▶ Instructions for the task
All lines of the listing that contain "content" should be shown in full.
◆ ◆ ◆ ◆ ◆
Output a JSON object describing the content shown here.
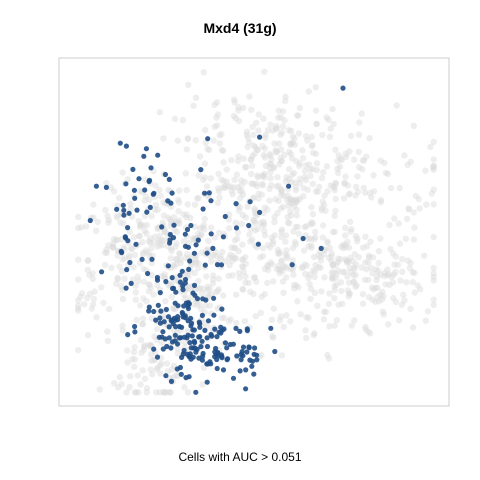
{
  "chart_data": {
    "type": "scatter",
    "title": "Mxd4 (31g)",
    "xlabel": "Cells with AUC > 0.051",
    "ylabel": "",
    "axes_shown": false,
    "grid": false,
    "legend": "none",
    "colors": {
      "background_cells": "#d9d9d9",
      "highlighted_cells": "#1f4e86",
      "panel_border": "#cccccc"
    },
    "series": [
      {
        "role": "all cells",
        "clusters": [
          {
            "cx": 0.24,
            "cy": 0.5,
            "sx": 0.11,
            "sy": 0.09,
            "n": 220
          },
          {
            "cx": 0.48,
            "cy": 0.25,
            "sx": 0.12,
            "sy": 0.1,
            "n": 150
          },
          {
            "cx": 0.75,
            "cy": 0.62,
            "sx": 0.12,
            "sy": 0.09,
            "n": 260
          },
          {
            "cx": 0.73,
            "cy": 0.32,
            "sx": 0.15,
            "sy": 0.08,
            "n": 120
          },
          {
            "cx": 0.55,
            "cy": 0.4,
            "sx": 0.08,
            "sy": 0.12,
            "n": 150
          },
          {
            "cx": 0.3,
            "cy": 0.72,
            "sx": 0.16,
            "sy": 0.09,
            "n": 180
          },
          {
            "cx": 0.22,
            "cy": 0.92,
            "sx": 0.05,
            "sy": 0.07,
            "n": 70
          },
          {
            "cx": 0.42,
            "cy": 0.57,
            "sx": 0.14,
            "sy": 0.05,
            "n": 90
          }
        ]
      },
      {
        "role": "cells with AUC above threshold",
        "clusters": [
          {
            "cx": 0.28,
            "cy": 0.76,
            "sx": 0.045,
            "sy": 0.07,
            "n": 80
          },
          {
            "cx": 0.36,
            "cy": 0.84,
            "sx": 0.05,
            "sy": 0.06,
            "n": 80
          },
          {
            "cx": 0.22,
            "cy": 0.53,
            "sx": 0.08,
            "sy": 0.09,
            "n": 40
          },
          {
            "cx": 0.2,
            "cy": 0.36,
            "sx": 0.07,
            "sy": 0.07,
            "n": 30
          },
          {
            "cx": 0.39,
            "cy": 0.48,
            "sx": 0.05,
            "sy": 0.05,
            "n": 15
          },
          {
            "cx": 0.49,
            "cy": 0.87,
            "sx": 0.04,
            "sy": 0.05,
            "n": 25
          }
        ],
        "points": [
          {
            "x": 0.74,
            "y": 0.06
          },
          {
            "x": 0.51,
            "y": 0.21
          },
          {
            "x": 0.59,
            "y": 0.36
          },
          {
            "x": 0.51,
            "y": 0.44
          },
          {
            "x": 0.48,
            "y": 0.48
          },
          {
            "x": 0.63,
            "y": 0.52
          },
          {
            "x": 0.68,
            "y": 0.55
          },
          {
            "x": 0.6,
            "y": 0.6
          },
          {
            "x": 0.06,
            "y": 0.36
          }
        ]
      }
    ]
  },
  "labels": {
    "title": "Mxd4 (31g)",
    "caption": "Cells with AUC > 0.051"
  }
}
◆ ◆ ◆ ◆ ◆
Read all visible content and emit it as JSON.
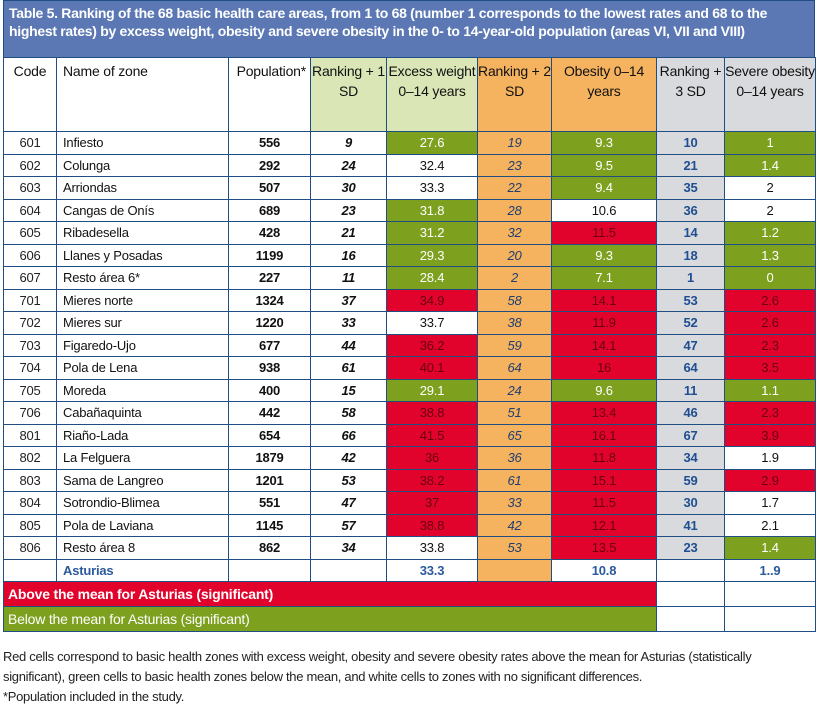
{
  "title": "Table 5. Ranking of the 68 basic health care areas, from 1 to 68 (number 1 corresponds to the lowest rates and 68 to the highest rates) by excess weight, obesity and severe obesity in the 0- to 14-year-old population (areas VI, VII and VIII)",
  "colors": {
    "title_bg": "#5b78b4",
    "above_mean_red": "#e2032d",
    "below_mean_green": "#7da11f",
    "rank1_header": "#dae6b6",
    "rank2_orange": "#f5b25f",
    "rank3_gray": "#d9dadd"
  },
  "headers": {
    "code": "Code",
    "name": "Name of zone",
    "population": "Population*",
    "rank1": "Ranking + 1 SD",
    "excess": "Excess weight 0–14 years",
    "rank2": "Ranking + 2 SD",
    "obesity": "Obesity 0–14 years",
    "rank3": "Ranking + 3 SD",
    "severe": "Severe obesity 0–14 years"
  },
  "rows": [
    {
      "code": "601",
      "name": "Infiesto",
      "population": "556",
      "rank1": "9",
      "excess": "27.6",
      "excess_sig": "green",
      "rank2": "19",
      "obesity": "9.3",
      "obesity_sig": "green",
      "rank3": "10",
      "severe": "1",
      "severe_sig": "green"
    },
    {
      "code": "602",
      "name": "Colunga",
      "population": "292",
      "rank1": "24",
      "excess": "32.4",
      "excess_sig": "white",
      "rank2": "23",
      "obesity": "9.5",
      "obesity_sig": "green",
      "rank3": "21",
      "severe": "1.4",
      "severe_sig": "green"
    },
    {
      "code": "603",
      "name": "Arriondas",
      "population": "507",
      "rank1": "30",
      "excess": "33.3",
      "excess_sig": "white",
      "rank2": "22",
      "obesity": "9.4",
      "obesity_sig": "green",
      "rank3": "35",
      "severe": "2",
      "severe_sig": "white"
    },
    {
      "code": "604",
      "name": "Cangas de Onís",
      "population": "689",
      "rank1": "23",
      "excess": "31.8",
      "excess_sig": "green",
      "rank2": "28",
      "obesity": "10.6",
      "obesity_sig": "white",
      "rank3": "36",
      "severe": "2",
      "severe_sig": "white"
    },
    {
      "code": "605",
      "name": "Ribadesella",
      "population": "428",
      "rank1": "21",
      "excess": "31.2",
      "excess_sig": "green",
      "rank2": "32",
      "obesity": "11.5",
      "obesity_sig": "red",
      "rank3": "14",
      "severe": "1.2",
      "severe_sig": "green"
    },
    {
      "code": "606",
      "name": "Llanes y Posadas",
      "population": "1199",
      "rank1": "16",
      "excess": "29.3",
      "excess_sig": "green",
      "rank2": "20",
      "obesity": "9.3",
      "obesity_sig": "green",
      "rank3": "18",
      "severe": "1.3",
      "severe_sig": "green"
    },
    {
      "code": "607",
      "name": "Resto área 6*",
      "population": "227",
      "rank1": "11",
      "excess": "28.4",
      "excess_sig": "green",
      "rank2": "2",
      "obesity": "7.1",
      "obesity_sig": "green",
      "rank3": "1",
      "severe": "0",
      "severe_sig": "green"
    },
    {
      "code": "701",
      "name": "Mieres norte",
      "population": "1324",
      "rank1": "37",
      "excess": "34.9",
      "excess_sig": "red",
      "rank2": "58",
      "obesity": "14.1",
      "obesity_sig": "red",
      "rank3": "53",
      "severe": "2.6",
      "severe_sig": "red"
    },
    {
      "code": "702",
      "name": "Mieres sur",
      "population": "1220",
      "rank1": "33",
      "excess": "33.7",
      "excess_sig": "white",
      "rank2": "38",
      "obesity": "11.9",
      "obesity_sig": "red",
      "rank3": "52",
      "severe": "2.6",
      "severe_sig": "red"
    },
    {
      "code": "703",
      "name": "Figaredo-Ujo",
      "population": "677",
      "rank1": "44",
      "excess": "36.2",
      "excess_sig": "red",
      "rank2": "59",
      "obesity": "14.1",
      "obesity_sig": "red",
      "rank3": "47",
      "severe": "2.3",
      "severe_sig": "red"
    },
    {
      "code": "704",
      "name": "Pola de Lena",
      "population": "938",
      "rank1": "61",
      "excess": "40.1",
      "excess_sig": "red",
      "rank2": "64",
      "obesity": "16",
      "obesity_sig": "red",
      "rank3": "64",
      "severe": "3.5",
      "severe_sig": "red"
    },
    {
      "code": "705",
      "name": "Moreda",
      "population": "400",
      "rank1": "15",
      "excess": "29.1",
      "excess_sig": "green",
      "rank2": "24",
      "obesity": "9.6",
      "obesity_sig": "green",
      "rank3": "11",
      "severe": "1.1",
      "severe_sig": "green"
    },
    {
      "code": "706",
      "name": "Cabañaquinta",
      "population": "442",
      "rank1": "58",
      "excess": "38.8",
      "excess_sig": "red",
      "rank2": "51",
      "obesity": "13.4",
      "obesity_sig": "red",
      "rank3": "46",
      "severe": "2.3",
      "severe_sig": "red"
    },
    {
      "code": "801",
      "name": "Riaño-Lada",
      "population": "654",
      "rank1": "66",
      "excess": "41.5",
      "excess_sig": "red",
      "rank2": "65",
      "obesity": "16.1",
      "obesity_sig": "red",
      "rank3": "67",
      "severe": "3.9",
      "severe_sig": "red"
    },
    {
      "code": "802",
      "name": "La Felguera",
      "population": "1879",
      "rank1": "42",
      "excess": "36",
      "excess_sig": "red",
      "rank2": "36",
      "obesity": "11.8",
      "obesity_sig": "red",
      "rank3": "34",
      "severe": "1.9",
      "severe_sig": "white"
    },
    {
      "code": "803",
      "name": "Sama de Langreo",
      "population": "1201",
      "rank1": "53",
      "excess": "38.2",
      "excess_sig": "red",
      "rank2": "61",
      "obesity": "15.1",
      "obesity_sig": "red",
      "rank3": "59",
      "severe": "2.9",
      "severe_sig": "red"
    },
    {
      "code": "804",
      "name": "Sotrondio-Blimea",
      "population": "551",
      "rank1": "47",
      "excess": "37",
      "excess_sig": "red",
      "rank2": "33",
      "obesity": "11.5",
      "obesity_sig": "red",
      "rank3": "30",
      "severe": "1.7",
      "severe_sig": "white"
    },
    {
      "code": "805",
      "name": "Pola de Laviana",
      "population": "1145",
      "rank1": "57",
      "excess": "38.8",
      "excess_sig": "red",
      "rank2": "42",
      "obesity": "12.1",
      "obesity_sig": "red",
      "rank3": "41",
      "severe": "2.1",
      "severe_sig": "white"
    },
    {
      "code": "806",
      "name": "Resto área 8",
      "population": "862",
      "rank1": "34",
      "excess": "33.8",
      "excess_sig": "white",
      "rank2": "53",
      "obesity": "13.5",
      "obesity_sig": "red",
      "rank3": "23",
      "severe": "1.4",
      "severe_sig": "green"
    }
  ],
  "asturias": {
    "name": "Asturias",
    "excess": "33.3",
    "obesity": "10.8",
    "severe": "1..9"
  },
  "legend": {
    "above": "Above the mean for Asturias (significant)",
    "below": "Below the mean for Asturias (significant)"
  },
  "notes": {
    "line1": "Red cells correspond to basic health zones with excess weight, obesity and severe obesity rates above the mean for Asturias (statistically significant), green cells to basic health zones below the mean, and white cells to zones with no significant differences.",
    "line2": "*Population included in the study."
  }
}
◆ ◆ ◆ ◆ ◆
▶ Answer
Output a JSON object describing the content shown here.
Read all visible content and emit it as JSON.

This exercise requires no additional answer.